Reproduce this listing in full.

+ + + + +

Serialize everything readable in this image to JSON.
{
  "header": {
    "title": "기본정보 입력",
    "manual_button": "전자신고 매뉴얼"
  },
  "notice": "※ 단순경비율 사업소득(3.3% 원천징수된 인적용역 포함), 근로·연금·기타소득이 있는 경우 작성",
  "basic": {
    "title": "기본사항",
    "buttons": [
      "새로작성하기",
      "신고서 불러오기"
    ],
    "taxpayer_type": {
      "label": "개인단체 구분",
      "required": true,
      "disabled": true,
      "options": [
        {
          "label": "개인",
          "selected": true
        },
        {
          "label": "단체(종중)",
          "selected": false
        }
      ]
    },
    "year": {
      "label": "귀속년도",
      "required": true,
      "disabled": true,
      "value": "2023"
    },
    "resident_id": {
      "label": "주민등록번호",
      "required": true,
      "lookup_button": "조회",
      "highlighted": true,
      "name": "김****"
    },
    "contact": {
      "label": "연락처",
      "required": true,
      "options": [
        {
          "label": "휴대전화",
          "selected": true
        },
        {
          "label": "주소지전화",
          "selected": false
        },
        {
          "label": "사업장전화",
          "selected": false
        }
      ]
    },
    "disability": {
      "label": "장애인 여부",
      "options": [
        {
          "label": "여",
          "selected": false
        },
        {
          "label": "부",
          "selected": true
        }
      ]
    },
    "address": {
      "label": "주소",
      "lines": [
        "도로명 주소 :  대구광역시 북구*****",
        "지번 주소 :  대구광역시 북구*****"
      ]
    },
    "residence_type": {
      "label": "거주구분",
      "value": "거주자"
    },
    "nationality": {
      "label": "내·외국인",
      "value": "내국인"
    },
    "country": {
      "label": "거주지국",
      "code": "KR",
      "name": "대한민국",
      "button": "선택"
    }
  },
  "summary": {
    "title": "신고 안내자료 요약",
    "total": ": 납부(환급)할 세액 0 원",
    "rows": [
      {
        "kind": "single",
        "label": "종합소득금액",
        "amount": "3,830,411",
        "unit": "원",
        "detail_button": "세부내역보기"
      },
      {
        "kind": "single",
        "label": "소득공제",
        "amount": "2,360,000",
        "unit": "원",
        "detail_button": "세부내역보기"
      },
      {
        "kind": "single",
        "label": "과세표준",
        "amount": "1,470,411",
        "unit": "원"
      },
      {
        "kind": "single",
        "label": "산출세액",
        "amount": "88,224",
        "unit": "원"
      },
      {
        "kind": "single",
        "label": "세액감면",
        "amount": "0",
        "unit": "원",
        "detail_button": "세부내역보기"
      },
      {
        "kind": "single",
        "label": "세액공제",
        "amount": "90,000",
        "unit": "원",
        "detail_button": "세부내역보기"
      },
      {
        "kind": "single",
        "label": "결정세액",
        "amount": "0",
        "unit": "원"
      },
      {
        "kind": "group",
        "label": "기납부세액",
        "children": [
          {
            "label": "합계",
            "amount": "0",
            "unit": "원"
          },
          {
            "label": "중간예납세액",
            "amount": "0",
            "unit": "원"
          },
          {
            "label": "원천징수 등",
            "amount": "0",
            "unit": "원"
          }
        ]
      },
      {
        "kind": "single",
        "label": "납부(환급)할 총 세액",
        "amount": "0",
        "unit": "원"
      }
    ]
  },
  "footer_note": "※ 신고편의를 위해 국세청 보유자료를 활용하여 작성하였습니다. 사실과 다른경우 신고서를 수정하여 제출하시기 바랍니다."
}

+ + + + +

Exercise answer:
Serialize everything readable in this image to JSON.
{
  "header": {
    "title": "기본정보 입력",
    "manual_button": "전자신고 매뉴얼"
  },
  "notice": "※ 단순경비율 사업소득(3.3% 원천징수된 인적용역 포함), 근로·연금·기타소득이 있는 경우 작성",
  "basic": {
    "title": "기본사항",
    "buttons": [
      "새로작성하기",
      "신고서 불러오기"
    ],
    "taxpayer_type": {
      "label": "개인단체 구분",
      "required": true,
      "disabled": true,
      "options": [
        {
          "label": "개인",
          "selected": true
        },
        {
          "label": "단체(종중)",
          "selected": false
        }
      ]
    },
    "year": {
      "label": "귀속년도",
      "required": true,
      "disabled": true,
      "value": "2023"
    },
    "resident_id": {
      "label": "주민등록번호",
      "required": true,
      "lookup_button": "조회",
      "highlighted": true,
      "name": "김****"
    },
    "contact": {
      "label": "연락처",
      "required": true,
      "options": [
        {
          "label": "휴대전화",
          "selected": true
        },
        {
          "label": "주소지전화",
          "selected": false
        },
        {
          "label": "사업장전화",
          "selected": false
        }
      ]
    },
    "disability": {
      "label": "장애인 여부",
      "options": [
        {
          "label": "여",
          "selected": false
        },
        {
          "label": "부",
          "selected": true
        }
      ]
    },
    "address": {
      "label": "주소",
      "lines": [
        "도로명 주소 :  대구광역시 북구*****",
        "지번 주소 :  대구광역시 북구*****"
      ]
    },
    "residence_type": {
      "label": "거주구분",
      "value": "거주자"
    },
    "nationality": {
      "label": "내·외국인",
      "value": "내국인"
    },
    "country": {
      "label": "거주지국",
      "code": "KR",
      "name": "대한민국",
      "button": "선택"
    }
  },
  "summary": {
    "title": "신고 안내자료 요약",
    "total": ": 납부(환급)할 세액 0 원",
    "rows": [
      {
        "kind": "single",
        "label": "종합소득금액",
        "amount": "3,830,411",
        "unit": "원",
        "detail_button": "세부내역보기"
      },
      {
        "kind": "single",
        "label": "소득공제",
        "amount": "2,360,000",
        "unit": "원",
        "detail_button": "세부내역보기"
      },
      {
        "kind": "single",
        "label": "과세표준",
        "amount": "1,470,411",
        "unit": "원"
      },
      {
        "kind": "single",
        "label": "산출세액",
        "amount": "88,224",
        "unit": "원"
      },
      {
        "kind": "single",
        "label": "세액감면",
        "amount": "0",
        "unit": "원",
        "detail_button": "세부내역보기"
      },
      {
        "kind": "single",
        "label": "세액공제",
        "amount": "90,000",
        "unit": "원",
        "detail_button": "세부내역보기"
      },
      {
        "kind": "single",
        "label": "결정세액",
        "amount": "0",
        "unit": "원"
      },
      {
        "kind": "group",
        "label": "기납부세액",
        "children": [
          {
            "label": "합계",
            "amount": "0",
            "unit": "원"
          },
          {
            "label": "중간예납세액",
            "amount": "0",
            "unit": "원"
          },
          {
            "label": "원천징수 등",
            "amount": "0",
            "unit": "원"
          }
        ]
      },
      {
        "kind": "single",
        "label": "납부(환급)할 총 세액",
        "amount": "0",
        "unit": "원"
      }
    ]
  },
  "footer_note": "※ 신고편의를 위해 국세청 보유자료를 활용하여 작성하였습니다. 사실과 다른경우 신고서를 수정하여 제출하시기 바랍니다."
}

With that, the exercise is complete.